What you are asked to do:
Only a number is wanted here: the number of lines of the data that include "नगरप".

## START Input records

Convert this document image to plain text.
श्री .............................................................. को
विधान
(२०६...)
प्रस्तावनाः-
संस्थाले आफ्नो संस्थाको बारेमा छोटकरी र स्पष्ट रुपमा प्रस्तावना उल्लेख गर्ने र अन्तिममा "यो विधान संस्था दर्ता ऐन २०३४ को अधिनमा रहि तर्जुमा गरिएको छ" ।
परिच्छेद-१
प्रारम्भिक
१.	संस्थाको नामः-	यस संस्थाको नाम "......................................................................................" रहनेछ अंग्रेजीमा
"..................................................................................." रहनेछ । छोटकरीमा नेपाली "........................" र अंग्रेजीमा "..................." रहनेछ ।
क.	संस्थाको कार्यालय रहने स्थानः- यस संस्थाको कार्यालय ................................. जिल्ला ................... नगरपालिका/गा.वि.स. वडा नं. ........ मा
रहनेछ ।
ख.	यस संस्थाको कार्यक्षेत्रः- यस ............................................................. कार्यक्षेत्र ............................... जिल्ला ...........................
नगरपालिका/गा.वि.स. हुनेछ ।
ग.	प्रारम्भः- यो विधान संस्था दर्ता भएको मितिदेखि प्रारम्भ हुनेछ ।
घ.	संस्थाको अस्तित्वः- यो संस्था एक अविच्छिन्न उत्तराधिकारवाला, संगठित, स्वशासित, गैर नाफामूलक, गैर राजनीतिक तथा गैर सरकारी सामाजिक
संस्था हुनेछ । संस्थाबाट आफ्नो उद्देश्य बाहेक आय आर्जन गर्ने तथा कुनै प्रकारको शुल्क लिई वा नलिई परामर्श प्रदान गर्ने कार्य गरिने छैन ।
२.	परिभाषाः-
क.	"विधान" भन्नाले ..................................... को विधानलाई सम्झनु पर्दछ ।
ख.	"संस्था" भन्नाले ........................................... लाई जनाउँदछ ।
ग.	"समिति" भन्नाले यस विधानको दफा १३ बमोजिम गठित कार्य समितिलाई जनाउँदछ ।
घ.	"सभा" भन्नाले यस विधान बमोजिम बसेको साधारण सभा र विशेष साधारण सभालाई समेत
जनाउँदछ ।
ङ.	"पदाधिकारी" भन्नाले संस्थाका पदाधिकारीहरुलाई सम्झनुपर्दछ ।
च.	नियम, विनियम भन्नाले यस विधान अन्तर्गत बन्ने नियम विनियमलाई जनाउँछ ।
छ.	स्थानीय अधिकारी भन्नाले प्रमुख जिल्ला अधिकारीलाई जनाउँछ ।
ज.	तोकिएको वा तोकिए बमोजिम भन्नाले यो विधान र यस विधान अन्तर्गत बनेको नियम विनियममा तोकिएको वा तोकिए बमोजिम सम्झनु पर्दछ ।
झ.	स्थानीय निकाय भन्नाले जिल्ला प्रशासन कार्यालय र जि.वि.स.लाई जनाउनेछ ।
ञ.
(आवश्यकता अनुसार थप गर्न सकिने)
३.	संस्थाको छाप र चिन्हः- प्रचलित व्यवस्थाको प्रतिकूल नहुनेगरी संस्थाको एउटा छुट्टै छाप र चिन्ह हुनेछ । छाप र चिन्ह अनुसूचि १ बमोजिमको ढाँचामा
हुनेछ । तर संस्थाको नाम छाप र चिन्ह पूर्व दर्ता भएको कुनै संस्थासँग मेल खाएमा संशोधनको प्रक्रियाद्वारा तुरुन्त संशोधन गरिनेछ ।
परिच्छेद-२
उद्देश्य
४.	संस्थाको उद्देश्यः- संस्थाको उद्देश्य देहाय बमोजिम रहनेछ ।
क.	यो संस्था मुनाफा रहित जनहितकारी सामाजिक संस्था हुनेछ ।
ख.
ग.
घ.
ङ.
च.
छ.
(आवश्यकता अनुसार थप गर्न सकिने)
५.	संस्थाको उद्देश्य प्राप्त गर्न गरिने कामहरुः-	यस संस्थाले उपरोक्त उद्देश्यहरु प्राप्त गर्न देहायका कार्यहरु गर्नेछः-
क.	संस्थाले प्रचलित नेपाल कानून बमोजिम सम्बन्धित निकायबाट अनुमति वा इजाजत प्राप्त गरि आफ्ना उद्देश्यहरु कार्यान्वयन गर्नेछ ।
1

## END Input records

Result of the exercise:
2